# To do:
Track down the lines that contain "document" and copy them.

# Data shown:
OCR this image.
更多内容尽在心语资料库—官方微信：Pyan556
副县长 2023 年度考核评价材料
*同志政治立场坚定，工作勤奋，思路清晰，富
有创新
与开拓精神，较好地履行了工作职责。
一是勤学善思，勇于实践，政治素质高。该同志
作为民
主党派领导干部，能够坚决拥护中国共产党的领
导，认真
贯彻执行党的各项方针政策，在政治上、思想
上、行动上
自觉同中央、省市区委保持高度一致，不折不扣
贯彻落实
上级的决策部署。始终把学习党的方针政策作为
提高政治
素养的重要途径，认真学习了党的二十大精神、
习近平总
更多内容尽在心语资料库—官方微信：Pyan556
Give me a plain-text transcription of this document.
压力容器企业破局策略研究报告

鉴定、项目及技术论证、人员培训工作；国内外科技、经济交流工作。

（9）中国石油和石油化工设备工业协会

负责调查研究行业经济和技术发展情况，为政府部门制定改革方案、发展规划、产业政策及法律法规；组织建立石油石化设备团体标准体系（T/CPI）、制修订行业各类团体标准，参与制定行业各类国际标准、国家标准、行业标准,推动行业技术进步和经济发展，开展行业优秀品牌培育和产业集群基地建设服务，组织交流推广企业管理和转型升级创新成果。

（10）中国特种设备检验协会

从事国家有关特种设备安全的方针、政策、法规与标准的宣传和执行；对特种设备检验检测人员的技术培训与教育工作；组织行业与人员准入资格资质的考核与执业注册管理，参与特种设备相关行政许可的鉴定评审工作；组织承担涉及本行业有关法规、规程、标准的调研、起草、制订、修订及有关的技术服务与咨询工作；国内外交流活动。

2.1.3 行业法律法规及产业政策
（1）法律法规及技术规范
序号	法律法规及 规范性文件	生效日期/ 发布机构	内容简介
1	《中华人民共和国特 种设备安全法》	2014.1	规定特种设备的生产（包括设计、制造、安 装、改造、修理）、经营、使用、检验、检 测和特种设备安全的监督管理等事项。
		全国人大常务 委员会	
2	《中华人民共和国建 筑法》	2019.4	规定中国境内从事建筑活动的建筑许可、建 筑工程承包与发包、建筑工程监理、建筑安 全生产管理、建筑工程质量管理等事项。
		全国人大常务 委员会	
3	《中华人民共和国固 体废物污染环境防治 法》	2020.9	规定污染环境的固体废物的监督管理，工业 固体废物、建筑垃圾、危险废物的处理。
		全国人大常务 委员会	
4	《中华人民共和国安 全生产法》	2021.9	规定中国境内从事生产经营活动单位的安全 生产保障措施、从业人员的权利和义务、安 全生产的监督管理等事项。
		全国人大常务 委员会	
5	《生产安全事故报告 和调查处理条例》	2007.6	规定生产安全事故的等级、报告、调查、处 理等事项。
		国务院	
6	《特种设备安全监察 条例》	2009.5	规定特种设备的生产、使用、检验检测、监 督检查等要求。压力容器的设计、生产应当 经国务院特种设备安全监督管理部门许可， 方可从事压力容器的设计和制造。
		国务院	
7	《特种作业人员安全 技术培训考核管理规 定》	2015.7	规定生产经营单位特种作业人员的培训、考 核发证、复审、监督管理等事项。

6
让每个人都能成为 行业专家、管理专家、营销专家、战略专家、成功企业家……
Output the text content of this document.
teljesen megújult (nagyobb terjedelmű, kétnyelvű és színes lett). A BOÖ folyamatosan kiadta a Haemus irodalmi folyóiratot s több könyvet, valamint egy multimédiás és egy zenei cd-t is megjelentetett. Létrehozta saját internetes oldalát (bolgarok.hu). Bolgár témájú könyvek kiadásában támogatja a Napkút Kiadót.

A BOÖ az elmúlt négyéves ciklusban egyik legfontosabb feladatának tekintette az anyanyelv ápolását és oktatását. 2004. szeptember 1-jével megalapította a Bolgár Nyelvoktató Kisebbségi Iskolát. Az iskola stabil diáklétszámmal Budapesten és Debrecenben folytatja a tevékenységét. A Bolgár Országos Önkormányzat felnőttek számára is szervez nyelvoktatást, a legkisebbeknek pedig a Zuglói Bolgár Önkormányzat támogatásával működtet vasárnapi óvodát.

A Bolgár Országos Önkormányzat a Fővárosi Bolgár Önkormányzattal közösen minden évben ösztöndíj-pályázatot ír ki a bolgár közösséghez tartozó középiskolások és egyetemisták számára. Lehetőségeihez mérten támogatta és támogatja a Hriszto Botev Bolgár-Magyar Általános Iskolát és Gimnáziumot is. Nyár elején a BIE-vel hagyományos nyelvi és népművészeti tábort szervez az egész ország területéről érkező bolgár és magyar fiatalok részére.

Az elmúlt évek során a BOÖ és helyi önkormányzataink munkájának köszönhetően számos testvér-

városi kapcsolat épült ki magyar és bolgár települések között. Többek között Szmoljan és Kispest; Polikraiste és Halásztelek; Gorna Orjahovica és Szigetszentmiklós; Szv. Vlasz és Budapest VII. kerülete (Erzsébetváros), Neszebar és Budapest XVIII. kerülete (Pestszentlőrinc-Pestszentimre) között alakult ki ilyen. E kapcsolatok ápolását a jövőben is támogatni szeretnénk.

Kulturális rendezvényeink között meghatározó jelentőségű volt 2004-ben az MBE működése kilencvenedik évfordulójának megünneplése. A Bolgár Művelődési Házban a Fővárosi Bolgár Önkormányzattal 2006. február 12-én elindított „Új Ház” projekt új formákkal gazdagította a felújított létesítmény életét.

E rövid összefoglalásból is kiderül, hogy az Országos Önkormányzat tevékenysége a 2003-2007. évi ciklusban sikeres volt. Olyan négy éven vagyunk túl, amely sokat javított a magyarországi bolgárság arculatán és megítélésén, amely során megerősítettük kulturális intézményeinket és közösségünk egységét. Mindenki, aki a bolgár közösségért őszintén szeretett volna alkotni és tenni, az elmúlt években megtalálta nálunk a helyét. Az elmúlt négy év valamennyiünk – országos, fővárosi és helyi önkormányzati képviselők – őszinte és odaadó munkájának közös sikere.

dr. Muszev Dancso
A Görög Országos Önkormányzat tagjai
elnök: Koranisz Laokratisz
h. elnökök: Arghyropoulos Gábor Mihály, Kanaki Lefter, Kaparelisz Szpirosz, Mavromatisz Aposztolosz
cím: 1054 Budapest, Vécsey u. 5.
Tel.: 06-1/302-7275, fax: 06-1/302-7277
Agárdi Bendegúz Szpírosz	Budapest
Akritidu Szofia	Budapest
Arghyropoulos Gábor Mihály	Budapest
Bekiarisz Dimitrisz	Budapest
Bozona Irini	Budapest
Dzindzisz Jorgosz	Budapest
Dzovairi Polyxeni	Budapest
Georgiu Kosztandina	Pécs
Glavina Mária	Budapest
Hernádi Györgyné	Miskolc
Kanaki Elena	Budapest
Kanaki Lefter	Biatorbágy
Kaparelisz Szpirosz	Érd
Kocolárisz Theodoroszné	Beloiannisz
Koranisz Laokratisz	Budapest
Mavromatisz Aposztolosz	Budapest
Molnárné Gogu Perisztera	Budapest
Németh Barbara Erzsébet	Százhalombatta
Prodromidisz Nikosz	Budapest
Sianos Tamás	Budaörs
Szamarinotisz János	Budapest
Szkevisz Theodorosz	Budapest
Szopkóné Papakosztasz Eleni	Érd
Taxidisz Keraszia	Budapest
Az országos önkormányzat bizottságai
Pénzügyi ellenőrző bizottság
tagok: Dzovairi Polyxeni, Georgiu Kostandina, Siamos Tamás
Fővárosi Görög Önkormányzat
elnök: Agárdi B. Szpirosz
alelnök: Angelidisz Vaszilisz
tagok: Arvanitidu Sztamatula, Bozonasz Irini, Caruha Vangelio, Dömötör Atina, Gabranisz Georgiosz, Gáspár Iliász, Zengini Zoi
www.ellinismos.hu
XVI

# Answer to the exercise:
Give me a plain-text transcription of this document.
Output the text content of this document.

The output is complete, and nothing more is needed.